Set problem a: Lay out the records as a JSON list of strings, one string per line with blank lines omitted, beginning with the first line of the records and continuing through the line that contains "value-label-pobreza-2013: 24.1 [600,372,628,389]".

Text:
======

New Years eve I worked til 3pm and then came home and tried to nap for a bit as I felt a cold coming on. I slept for half an hour but that's about it. We packed the car full of booze and cooked ducks (Keith slaved over them) and headed out to T's.

We had a crazy few hours as their little one is almost 2 so into Everything and does not sit still for longer than 10 seconds. In hindsight we probably should have put off dinner until the kid was in bed but instead we rushed din and didn't have the elegant dining experience we had hoped (plus forgot to drink the wine T had chosen to go with the meal). Ah well. The rest of the evening went by in a blur and before I knew it we were desperately trying to find the Ontario countdown as we realized we were on a BC channel and their New Year wasn't for another hour - oops! We had less than 2 minutes to find it and before I knew it we were counting down the last 10 seconds and whisper-screaming Happy New Years as we weren't allowed to wake the kid (we did but she fell back to sleep minutes later). Keith went to bed soon after and T's guy soon followed. T and I stayed up another hour or so just chatting until I felt like my eyelids were being pulled down by the sandman himself.

After 6 rough hours of sleep I was up due to a dog jumping on my bed but luckily I felt fine except for a bit of a headache (due to lack of sleep I am sure). T was the only one to really feel rough but she out drank us all.

We spent the rest of the morning there but left around noon to come home and do absolutely nothing! It was great. I showered and got back into jammies and just chillaxed between tv and reading. I am so going to bed early tonight! I sound stuffed up but feel surprisingly good so I hope I can help sleep this cold or whatever it is out of my system.

The one thought to get me through my workday tomorrow - At least it's Friday!!!!

======

(Element and region data)

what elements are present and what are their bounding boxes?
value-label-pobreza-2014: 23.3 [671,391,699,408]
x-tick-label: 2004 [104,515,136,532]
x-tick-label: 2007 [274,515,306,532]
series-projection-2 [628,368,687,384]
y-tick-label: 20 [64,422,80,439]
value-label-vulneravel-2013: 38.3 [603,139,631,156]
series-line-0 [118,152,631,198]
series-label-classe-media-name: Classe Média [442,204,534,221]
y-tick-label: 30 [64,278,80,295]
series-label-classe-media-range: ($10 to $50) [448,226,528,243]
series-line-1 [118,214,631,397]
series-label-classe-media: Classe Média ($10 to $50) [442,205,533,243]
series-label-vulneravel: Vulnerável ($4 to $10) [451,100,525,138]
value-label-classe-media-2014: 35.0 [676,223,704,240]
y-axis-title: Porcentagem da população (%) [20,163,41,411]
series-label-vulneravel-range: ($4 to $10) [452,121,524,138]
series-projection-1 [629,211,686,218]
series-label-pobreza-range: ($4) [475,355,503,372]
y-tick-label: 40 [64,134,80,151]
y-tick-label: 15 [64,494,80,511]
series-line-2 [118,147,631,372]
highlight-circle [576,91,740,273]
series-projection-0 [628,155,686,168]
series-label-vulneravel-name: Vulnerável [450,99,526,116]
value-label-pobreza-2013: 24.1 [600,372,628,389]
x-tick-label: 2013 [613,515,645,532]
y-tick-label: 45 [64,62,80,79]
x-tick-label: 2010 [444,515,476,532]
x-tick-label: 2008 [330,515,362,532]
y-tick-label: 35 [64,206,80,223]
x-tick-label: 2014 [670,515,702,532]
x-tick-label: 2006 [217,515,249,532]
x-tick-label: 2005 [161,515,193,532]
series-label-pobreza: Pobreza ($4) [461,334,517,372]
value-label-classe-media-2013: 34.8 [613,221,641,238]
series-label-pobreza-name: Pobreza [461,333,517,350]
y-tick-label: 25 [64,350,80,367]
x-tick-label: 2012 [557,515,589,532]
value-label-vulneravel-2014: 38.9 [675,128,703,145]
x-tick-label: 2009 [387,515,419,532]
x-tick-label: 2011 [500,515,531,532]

======

Set problem b: Condense the paragraph of the New Year's Eve account that begins "We spent the rest of the morning there" into a short bulleted list that keeps its main facts.

Written reply a:
[
  "what elements are present and what are their bounding boxes?",
  "value-label-pobreza-2014: 23.3 [671,391,699,408]",
  "x-tick-label: 2004 [104,515,136,532]",
  "x-tick-label: 2007 [274,515,306,532]",
  "series-projection-2 [628,368,687,384]",
  "y-tick-label: 20 [64,422,80,439]",
  "value-label-vulneravel-2013: 38.3 [603,139,631,156]",
  "series-line-0 [118,152,631,198]",
  "series-label-classe-media-name: Classe Média [442,204,534,221]",
  "y-tick-label: 30 [64,278,80,295]",
  "series-label-classe-media-range: ($10 to $50) [448,226,528,243]",
  "series-line-1 [118,214,631,397]",
  "series-label-classe-media: Classe Média ($10 to $50) [442,205,533,243]",
  "series-label-vulneravel: Vulnerável ($4 to $10) [451,100,525,138]",
  "value-label-classe-media-2014: 35.0 [676,223,704,240]",
  "y-axis-title: Porcentagem da população (%) [20,163,41,411]",
  "series-label-vulneravel-range: ($4 to $10) [452,121,524,138]",
  "series-projection-1 [629,211,686,218]",
  "series-label-pobreza-range: ($4) [475,355,503,372]",
  "y-tick-label: 40 [64,134,80,151]",
  "y-tick-label: 15 [64,494,80,511]",
  "series-line-2 [118,147,631,372]",
  "highlight-circle [576,91,740,273]",
  "series-projection-0 [628,155,686,168]",
  "series-label-vulneravel-name: Vulnerável [450,99,526,116]",
  "value-label-pobreza-2013: 24.1 [600,372,628,389]"
]

Written reply b:
- Stayed through the morning, then left around noon to go home and do absolutely nothing, which was great.
- Showered, got back into jammies, and relaxed with TV and reading.
- Plans to go to bed early that night.
- Sounds stuffed up but feels surprisingly good, and hopes to sleep the cold out of their system.